[Short problem] Look below. Copy each line that has "this" in it.

[Dataset excerpts]
— Begin —

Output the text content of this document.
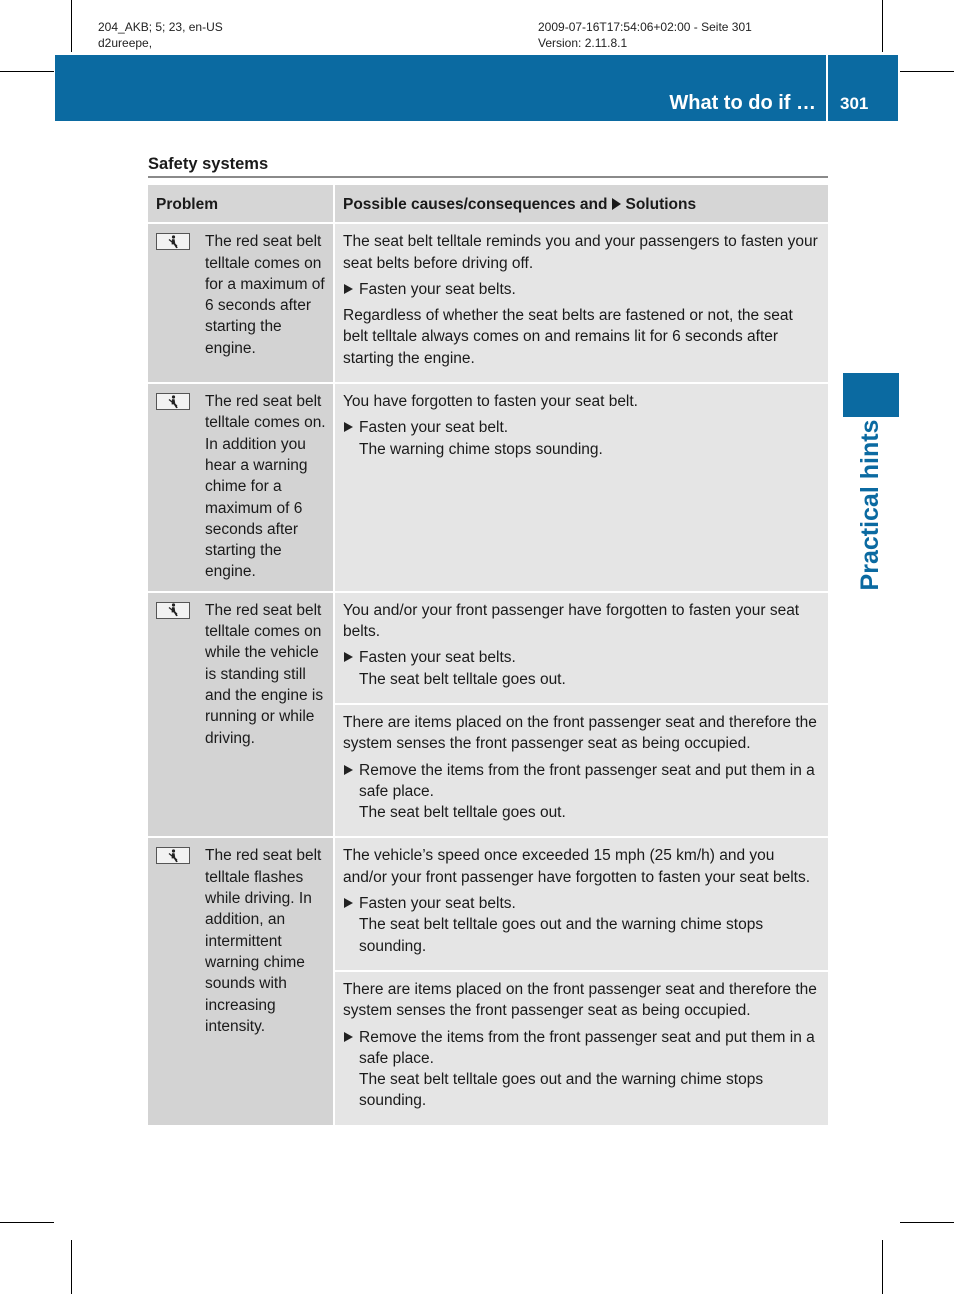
204_AKB; 5; 23, en-US
d2ureepe,
2009-07-16T17:54:06+02:00 - Seite 301
Version: 2.11.8.1
What to do if … 301
Practical hints
Safety systems
Problem	Possible causes/consequences and Solutions

The red seat belt telltale comes on for a maximum of 6 seconds after starting the engine.	The seat belt telltale reminds you and your passengers to fasten your seat belts before driving off.
Fasten your seat belts.
Regardless of whether the seat belts are fastened or not, the seat belt telltale always comes on and remains lit for 6 seconds after starting the engine.

The red seat belt telltale comes on. In addition you hear a warning chime for a maximum of 6 seconds after starting the engine.	You have forgotten to fasten your seat belt.
Fasten your seat belt.
The warning chime stops sounding.

The red seat belt telltale comes on while the vehicle is standing still and the engine is running or while driving.	You and/or your front passenger have forgotten to fasten your seat belts.
Fasten your seat belts.
The seat belt telltale goes out.

	There are items placed on the front passenger seat and therefore the system senses the front passenger seat as being occupied.
Remove the items from the front passenger seat and put them in a safe place.
The seat belt telltale goes out.

The red seat belt telltale flashes while driving. In addition, an intermittent warning chime sounds with increasing intensity.	The vehicle’s speed once exceeded 15 mph (25 km/h) and you and/or your front passenger have forgotten to fasten your seat belts.
Fasten your seat belts.
The seat belt telltale goes out and the warning chime stops sounding.

	There are items placed on the front passenger seat and therefore the system senses the front passenger seat as being occupied.
Remove the items from the front passenger seat and put them in a safe place.
The seat belt telltale goes out and the warning chime stops sounding.
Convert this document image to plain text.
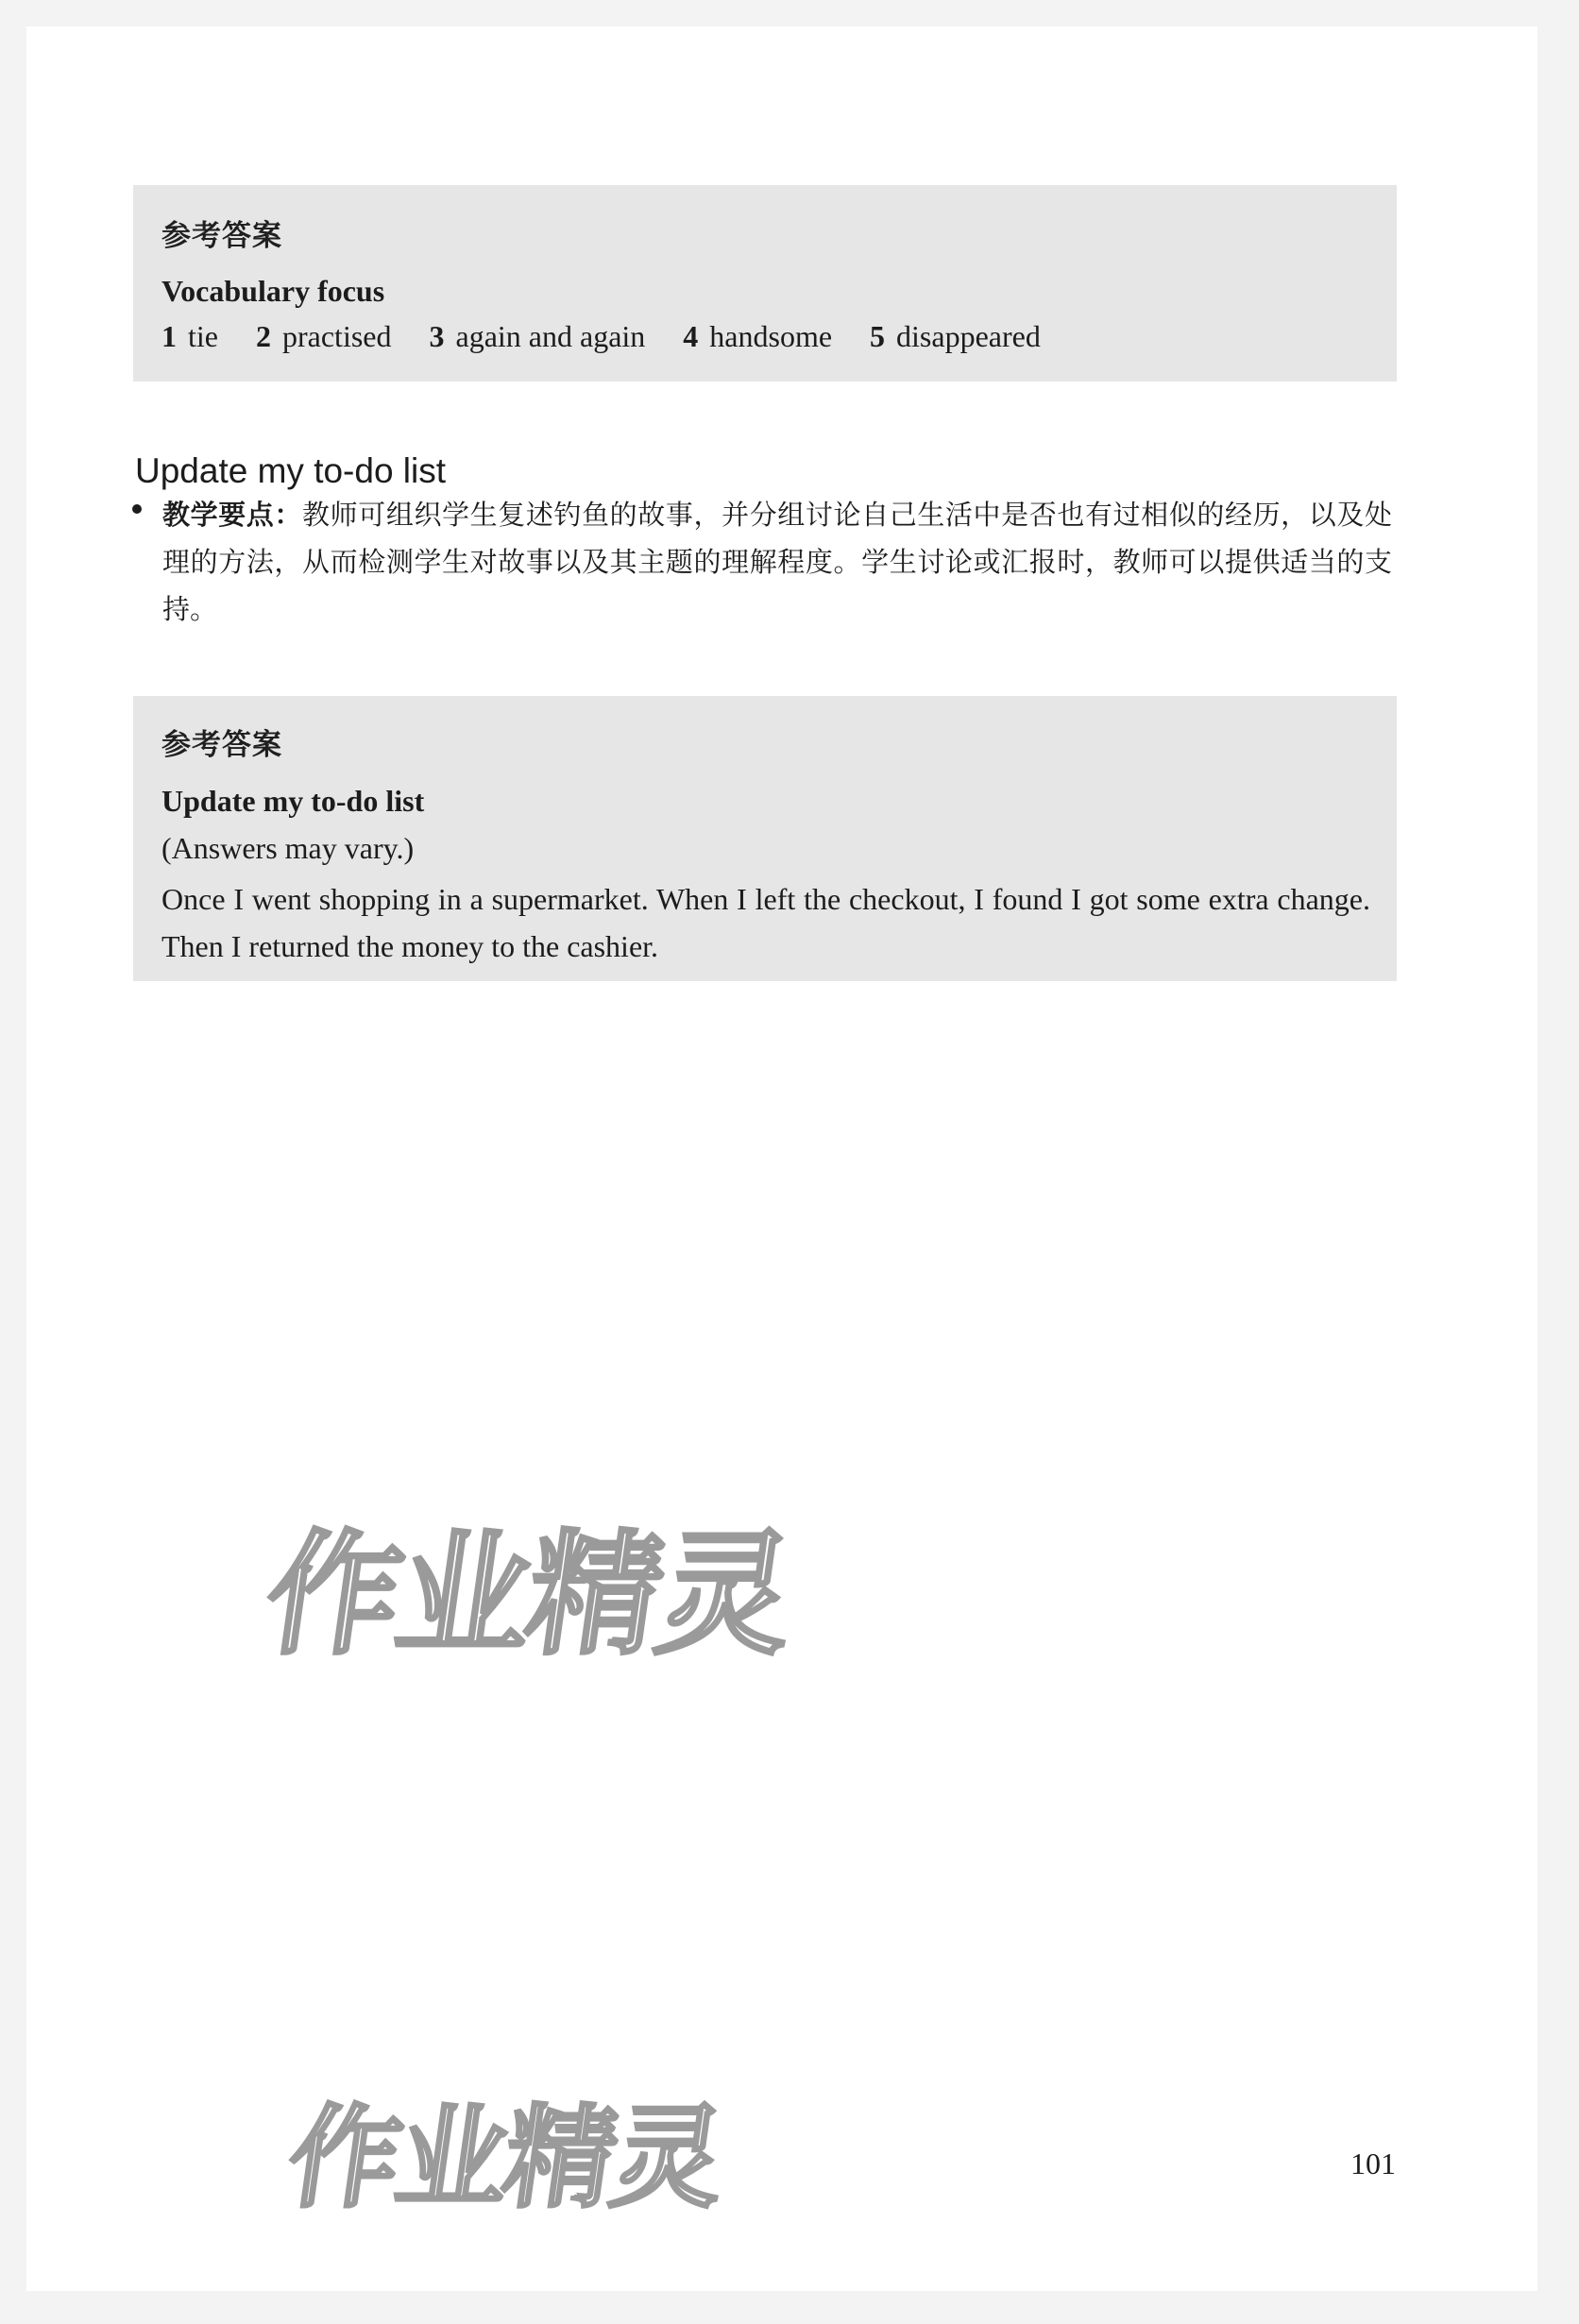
参考答案
Vocabulary focus
1 tie 2 practised 3 again and again 4 handsome 5 disappeared
Update my to-do list
教学要点：教师可组织学生复述钓鱼的故事，并分组讨论自己生活中是否也有过相似的经历，以及处理的方法，从而检测学生对故事以及其主题的理解程度。学生讨论或汇报时，教师可以提供适当的支持。
参考答案
Update my to-do list
(Answers may vary.)
Once I went shopping in a supermarket. When I left the checkout, I found I got some extra change. Then I returned the money to the cashier.
作业精灵
作业精灵	101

— End —

[Finished task]
Output the text content of this document.
Convert this document image to plain text.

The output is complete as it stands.